--- START OF Input data ---
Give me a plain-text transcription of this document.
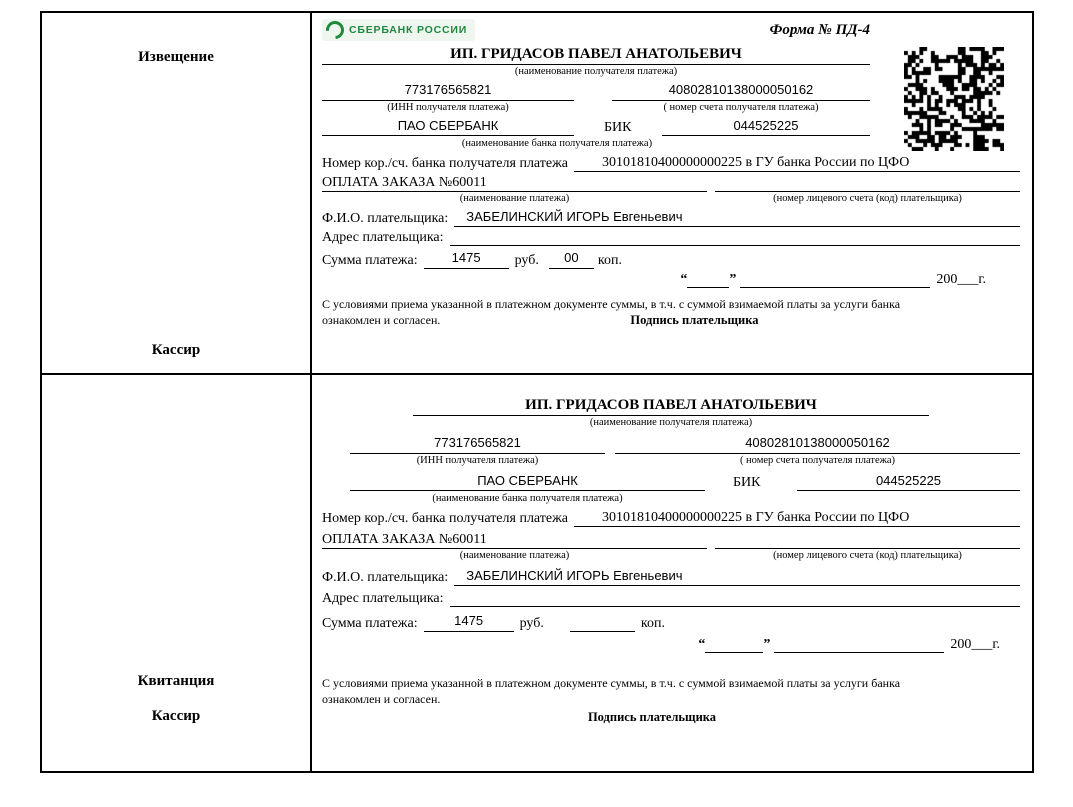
Извещение
Кассир
СБЕРБАНК РОССИИ	Форма № ПД-4
ИП. ГРИДАСОВ ПАВЕЛ АНАТОЛЬЕВИЧ
(наименование получателя платежа)
773176565821	40802810138000050162
(ИНН получателя платежа)	( номер счета получателя платежа)
ПАО СБЕРБАНК	БИК	044525225
(наименование банка получателя платежа)
Номер кор./сч. банка получателя платежа	30101810400000000225 в ГУ банка России по ЦФО
ОПЛАТА ЗАКАЗА №60011
(наименование платежа)	(номер лицевого счета (код) плательщика)
Ф.И.О. плательщика:	ЗАБЕЛИНСКИЙ ИГОРЬ Евгеньевич
Адрес плательщика:
Сумма платежа:	1475	руб.	00	коп.
“	”	200___г.
С условиями приема указанной в платежном документе суммы, в т.ч. с суммой взимаемой платы за услуги банка
ознакомлен и согласен.	Подпись плательщика
Квитанция
Кассир
ИП. ГРИДАСОВ ПАВЕЛ АНАТОЛЬЕВИЧ
(наименование получателя платежа)
773176565821	40802810138000050162
(ИНН получателя платежа)	( номер счета получателя платежа)
ПАО СБЕРБАНК	БИК	044525225
(наименование банка получателя платежа)
Номер кор./сч. банка получателя платежа	30101810400000000225 в ГУ банка России по ЦФО
ОПЛАТА ЗАКАЗА №60011
(наименование платежа)	(номер лицевого счета (код) плательщика)
Ф.И.О. плательщика:	ЗАБЕЛИНСКИЙ ИГОРЬ Евгеньевич
Адрес плательщика:
Сумма платежа:	1475	руб.	коп.
“	”	200___г.
С условиями приема указанной в платежном документе суммы, в т.ч. с суммой взимаемой платы за услуги банка
ознакомлен и согласен.
Подпись плательщика
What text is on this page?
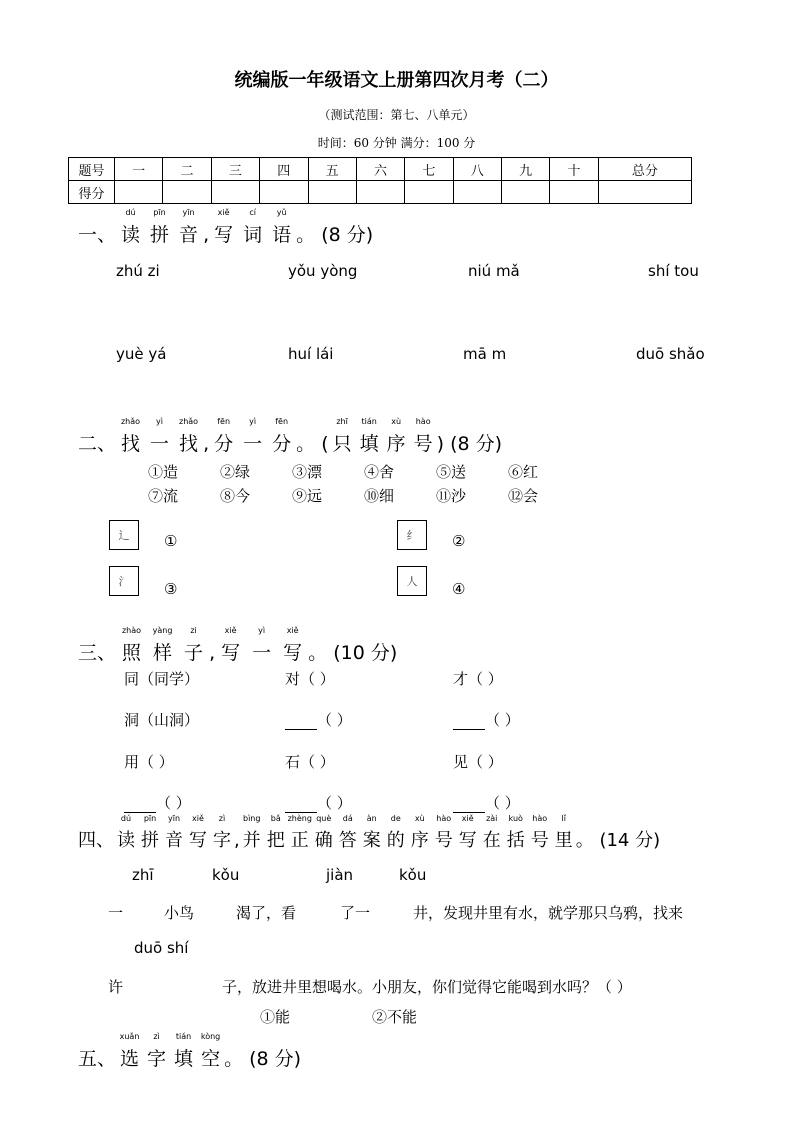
统编版一年级语文上册第四次月考（二）
（测试范围：第七、八单元）
时间：60 分钟 满分：100 分
题号	一	二	三	四	五	六	七	八	九	十	总分
得分											
一、
dú
读
pīn
拼
yīn
音 ,
xiě
写
cí
词
yǔ
语 。 (8 分)
zhú zi	yǒu yòng	niú mǎ	shí tou
yuè yá	huí lái	mā m	duō shǎo
二、
zhǎo
找
yì
一
zhǎo
找 ,
fēn
分
yì
一
fēn
分 。 (
zhī
只
tián
填
xù
序
hào
号 ) (8 分)
①造	②绿	③漂	④舍	⑤送	⑥红
⑦流	⑧今	⑨远	⑩细	⑪沙	⑫会
辶	①	纟	②
氵	③	人	④
三、
zhào
照
yàng
样
zi
子 ,
xiě
写
yì
一
xiě
写 。 (10 分)
同（同学）	对（ ）	才（ ）
洞（山洞）	（ ）	（ ）
用（ ）	石（ ）	见（ ）
（ ）	（ ）	（ ）
四、
dú
读
pīn
拼
yīn
音
xiě
写
zì
字 ,
bìng
并
bǎ
把
zhèng
正
què
确
dá
答
àn
案
de
的
xù
序
hào
号
xiě
写
zài
在
kuò
括
hào
号
lǐ
里 。 (14 分)
zhī	kǒu	jiàn	kǒu
一	小鸟	渴了，看	了一	井，发现井里有水，就学那只乌鸦，找来
duō shí
许	子，放进井里想喝水。小朋友，你们觉得它能喝到水吗？（ ）
①能	②不能
五、
xuǎn
选
zì
字
tián
填
kòng
空 。 (8 分)
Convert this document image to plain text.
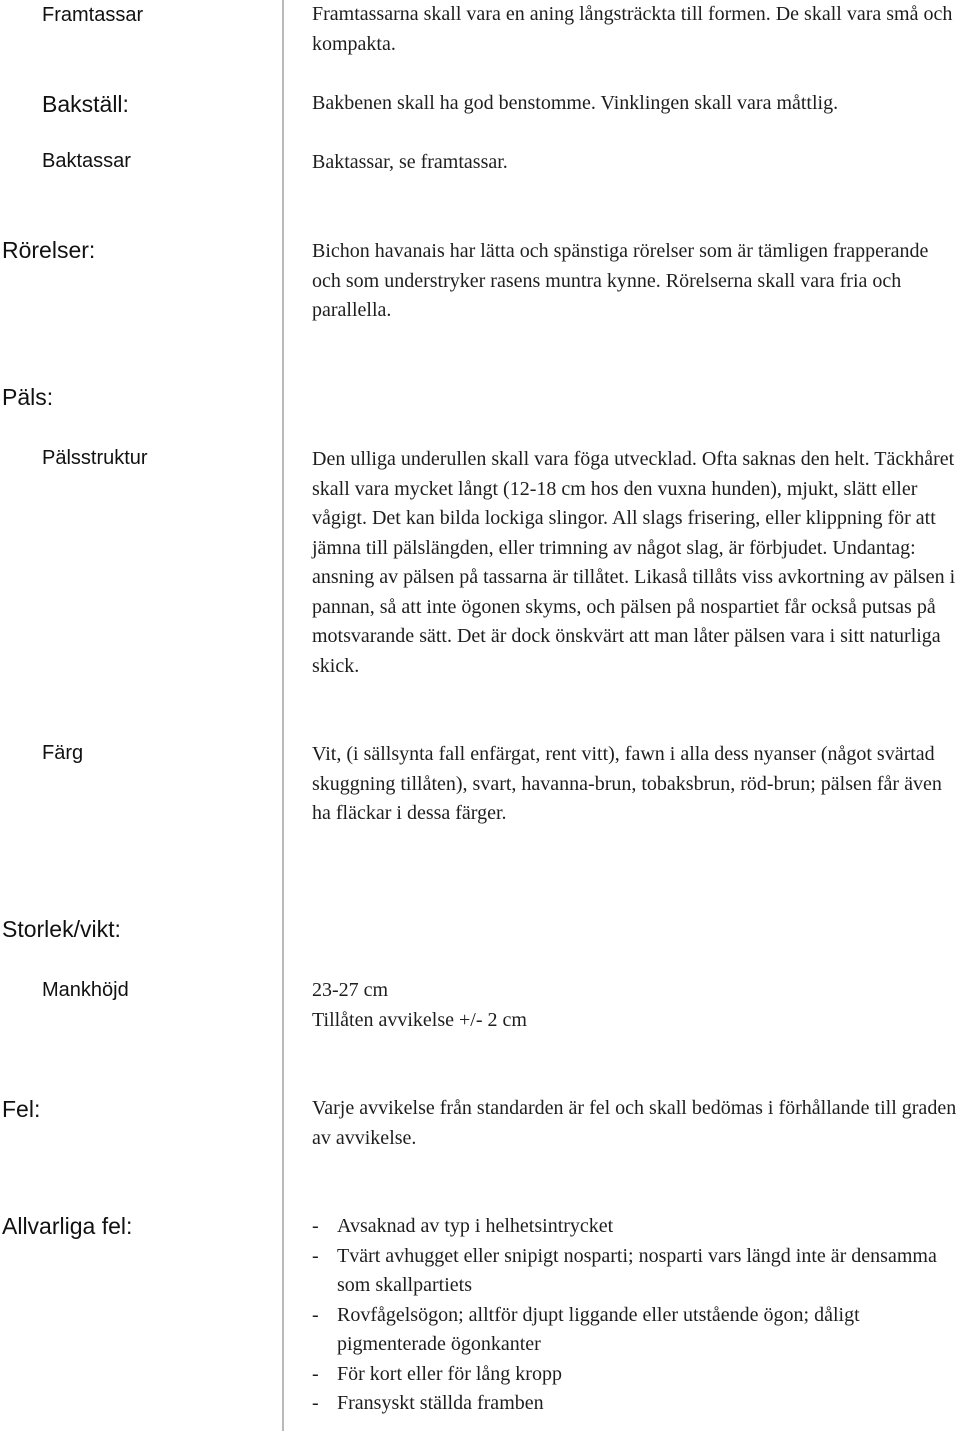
Framtassar	Framtassarna skall vara en aning långsträckta till formen. De skall vara små och kompakta.

Bakställ:	Bakbenen skall ha god benstomme. Vinklingen skall vara måttlig.

Baktassar	Baktassar, se framtassar.

Rörelser:	Bichon havanais har lätta och spänstiga rörelser som är tämligen frapperande och som understryker rasens muntra kynne. Rörelserna skall vara fria och parallella.

Päls:
Pälsstruktur	Den ulliga underullen skall vara föga utvecklad. Ofta saknas den helt. Täckhåret skall vara mycket långt (12-18 cm hos den vuxna hunden), mjukt, slätt eller vågigt. Det kan bilda lockiga slingor. All slags frisering, eller klippning för att jämna till pälslängden, eller trimning av något slag, är förbjudet. Undantag: ansning av pälsen på tassarna är tillåtet. Likaså tillåts viss avkortning av pälsen i pannan, så att inte ögonen skyms, och pälsen på nospartiet får också putsas på motsvarande sätt. Det är dock önskvärt att man låter pälsen vara i sitt naturliga skick.

Färg	Vit, (i sällsynta fall enfärgat, rent vitt), fawn i alla dess nyanser (något svärtad skuggning tillåten), svart, havanna-brun, tobaksbrun, röd-brun; pälsen får även ha fläckar i dessa färger.

Storlek/vikt:
Mankhöjd	23-27 cm

Tillåten avvikelse +/- 2 cm

Fel:	Varje avvikelse från standarden är fel och skall bedömas i förhållande till graden av avvikelse.

Allvarliga fel:
-	Avsaknad av typ i helhetsintrycket
- Tvärt avhugget eller snipigt nosparti; nosparti vars längd inte är densamma som skallpartiets
- Rovfågelsögon; alltför djupt liggande eller utstående ögon; dåligt pigmenterade ögonkanter
- För kort eller för lång kropp
- Fransyskt ställda framben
--- END OF Input data ---
[Aim of the task] Search the entries for the word "this" and gather every line where it appears.

[Final result]
Give me a plain-text transcription of this document.
What text is on this page?
Convert this document image to plain text.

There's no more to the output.